## WRITTEN TASK:
Write out each entry, exactly the way it appears.

## EXERCISE MATERIALS:
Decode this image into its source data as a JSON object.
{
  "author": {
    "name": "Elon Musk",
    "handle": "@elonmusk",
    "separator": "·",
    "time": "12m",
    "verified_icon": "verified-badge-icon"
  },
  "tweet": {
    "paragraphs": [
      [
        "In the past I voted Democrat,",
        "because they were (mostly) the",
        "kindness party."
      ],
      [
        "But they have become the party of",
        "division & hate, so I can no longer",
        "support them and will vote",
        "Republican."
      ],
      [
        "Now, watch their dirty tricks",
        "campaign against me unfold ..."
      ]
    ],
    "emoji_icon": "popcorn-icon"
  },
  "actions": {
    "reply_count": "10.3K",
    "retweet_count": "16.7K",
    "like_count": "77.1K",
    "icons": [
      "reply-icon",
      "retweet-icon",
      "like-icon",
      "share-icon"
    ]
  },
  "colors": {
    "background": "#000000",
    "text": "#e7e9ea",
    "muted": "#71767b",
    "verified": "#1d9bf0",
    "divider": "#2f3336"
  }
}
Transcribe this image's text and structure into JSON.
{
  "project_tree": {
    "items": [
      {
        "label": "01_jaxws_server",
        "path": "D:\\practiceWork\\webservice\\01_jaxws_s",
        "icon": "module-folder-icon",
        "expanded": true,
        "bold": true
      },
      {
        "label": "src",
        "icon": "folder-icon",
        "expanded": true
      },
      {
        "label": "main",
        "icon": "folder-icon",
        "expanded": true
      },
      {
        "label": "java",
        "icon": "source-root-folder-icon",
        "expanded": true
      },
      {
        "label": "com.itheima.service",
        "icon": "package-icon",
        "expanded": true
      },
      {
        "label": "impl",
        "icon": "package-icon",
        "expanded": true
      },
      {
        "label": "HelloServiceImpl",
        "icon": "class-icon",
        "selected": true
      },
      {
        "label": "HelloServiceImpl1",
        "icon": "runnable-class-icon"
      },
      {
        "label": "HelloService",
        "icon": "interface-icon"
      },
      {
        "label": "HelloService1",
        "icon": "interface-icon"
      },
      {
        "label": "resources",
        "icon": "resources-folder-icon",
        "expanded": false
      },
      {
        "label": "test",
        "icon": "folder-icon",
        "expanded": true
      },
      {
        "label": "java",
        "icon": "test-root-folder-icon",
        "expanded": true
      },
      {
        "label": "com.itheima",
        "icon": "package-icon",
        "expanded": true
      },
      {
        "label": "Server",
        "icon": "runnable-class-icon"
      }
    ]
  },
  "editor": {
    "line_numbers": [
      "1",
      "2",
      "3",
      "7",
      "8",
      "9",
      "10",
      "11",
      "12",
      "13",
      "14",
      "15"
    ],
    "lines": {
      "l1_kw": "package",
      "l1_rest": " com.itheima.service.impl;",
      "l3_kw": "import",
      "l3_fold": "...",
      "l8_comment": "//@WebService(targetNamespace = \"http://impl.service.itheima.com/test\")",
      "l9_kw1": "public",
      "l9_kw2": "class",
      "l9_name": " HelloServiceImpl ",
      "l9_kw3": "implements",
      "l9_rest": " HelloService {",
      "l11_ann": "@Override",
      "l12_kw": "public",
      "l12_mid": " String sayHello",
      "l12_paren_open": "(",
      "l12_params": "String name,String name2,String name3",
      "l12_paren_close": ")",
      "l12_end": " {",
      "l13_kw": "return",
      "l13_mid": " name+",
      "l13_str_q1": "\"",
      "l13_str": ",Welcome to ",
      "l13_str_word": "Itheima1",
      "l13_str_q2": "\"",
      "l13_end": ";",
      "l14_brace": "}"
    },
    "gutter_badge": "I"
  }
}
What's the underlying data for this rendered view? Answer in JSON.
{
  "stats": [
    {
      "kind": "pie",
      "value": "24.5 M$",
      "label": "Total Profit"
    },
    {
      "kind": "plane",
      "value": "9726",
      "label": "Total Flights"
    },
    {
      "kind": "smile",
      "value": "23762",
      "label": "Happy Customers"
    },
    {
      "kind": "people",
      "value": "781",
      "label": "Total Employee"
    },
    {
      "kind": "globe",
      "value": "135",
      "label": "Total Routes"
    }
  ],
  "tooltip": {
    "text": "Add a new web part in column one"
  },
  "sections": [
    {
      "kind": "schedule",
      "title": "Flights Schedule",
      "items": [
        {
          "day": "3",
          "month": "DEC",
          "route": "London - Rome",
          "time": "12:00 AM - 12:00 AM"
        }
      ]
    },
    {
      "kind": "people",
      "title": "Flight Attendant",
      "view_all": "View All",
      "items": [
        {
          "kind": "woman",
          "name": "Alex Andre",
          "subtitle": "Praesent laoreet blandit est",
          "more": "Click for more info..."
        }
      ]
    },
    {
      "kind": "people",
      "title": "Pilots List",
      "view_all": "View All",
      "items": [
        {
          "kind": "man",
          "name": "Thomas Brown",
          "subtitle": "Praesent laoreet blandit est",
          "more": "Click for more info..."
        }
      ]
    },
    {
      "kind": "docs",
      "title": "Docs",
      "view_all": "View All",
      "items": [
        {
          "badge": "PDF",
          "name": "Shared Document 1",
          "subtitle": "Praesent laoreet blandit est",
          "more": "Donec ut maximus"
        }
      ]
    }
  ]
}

## PROBLEM SOLUTION:
Decode this image into its source data as a JSON object.
{
  "author": {
    "name": "Elon Musk",
    "handle": "@elonmusk",
    "separator": "·",
    "time": "12m",
    "verified_icon": "verified-badge-icon"
  },
  "tweet": {
    "paragraphs": [
      [
        "In the past I voted Democrat,",
        "because they were (mostly) the",
        "kindness party."
      ],
      [
        "But they have become the party of",
        "division & hate, so I can no longer",
        "support them and will vote",
        "Republican."
      ],
      [
        "Now, watch their dirty tricks",
        "campaign against me unfold ..."
      ]
    ],
    "emoji_icon": "popcorn-icon"
  },
  "actions": {
    "reply_count": "10.3K",
    "retweet_count": "16.7K",
    "like_count": "77.1K",
    "icons": [
      "reply-icon",
      "retweet-icon",
      "like-icon",
      "share-icon"
    ]
  },
  "colors": {
    "background": "#000000",
    "text": "#e7e9ea",
    "muted": "#71767b",
    "verified": "#1d9bf0",
    "divider": "#2f3336"
  }
}
Transcribe this image's text and structure into JSON.
{
  "project_tree": {
    "items": [
      {
        "label": "01_jaxws_server",
        "path": "D:\\practiceWork\\webservice\\01_jaxws_s",
        "icon": "module-folder-icon",
        "expanded": true,
        "bold": true
      },
      {
        "label": "src",
        "icon": "folder-icon",
        "expanded": true
      },
      {
        "label": "main",
        "icon": "folder-icon",
        "expanded": true
      },
      {
        "label": "java",
        "icon": "source-root-folder-icon",
        "expanded": true
      },
      {
        "label": "com.itheima.service",
        "icon": "package-icon",
        "expanded": true
      },
      {
        "label": "impl",
        "icon": "package-icon",
        "expanded": true
      },
      {
        "label": "HelloServiceImpl",
        "icon": "class-icon",
        "selected": true
      },
      {
        "label": "HelloServiceImpl1",
        "icon": "runnable-class-icon"
      },
      {
        "label": "HelloService",
        "icon": "interface-icon"
      },
      {
        "label": "HelloService1",
        "icon": "interface-icon"
      },
      {
        "label": "resources",
        "icon": "resources-folder-icon",
        "expanded": false
      },
      {
        "label": "test",
        "icon": "folder-icon",
        "expanded": true
      },
      {
        "label": "java",
        "icon": "test-root-folder-icon",
        "expanded": true
      },
      {
        "label": "com.itheima",
        "icon": "package-icon",
        "expanded": true
      },
      {
        "label": "Server",
        "icon": "runnable-class-icon"
      }
    ]
  },
  "editor": {
    "line_numbers": [
      "1",
      "2",
      "3",
      "7",
      "8",
      "9",
      "10",
      "11",
      "12",
      "13",
      "14",
      "15"
    ],
    "lines": {
      "l1_kw": "package",
      "l1_rest": " com.itheima.service.impl;",
      "l3_kw": "import",
      "l3_fold": "...",
      "l8_comment": "//@WebService(targetNamespace = \"http://impl.service.itheima.com/test\")",
      "l9_kw1": "public",
      "l9_kw2": "class",
      "l9_name": " HelloServiceImpl ",
      "l9_kw3": "implements",
      "l9_rest": " HelloService {",
      "l11_ann": "@Override",
      "l12_kw": "public",
      "l12_mid": " String sayHello",
      "l12_paren_open": "(",
      "l12_params": "String name,String name2,String name3",
      "l12_paren_close": ")",
      "l12_end": " {",
      "l13_kw": "return",
      "l13_mid": " name+",
      "l13_str_q1": "\"",
      "l13_str": ",Welcome to ",
      "l13_str_word": "Itheima1",
      "l13_str_q2": "\"",
      "l13_end": ";",
      "l14_brace": "}"
    },
    "gutter_badge": "I"
  }
}
What's the underlying data for this rendered view? Answer in JSON.
{
  "stats": [
    {
      "kind": "pie",
      "value": "24.5 M$",
      "label": "Total Profit"
    },
    {
      "kind": "plane",
      "value": "9726",
      "label": "Total Flights"
    },
    {
      "kind": "smile",
      "value": "23762",
      "label": "Happy Customers"
    },
    {
      "kind": "people",
      "value": "781",
      "label": "Total Employee"
    },
    {
      "kind": "globe",
      "value": "135",
      "label": "Total Routes"
    }
  ],
  "tooltip": {
    "text": "Add a new web part in column one"
  },
  "sections": [
    {
      "kind": "schedule",
      "title": "Flights Schedule",
      "items": [
        {
          "day": "3",
          "month": "DEC",
          "route": "London - Rome",
          "time": "12:00 AM - 12:00 AM"
        }
      ]
    },
    {
      "kind": "people",
      "title": "Flight Attendant",
      "view_all": "View All",
      "items": [
        {
          "kind": "woman",
          "name": "Alex Andre",
          "subtitle": "Praesent laoreet blandit est",
          "more": "Click for more info..."
        }
      ]
    },
    {
      "kind": "people",
      "title": "Pilots List",
      "view_all": "View All",
      "items": [
        {
          "kind": "man",
          "name": "Thomas Brown",
          "subtitle": "Praesent laoreet blandit est",
          "more": "Click for more info..."
        }
      ]
    },
    {
      "kind": "docs",
      "title": "Docs",
      "view_all": "View All",
      "items": [
        {
          "badge": "PDF",
          "name": "Shared Document 1",
          "subtitle": "Praesent laoreet blandit est",
          "more": "Donec ut maximus"
        }
      ]
    }
  ]
}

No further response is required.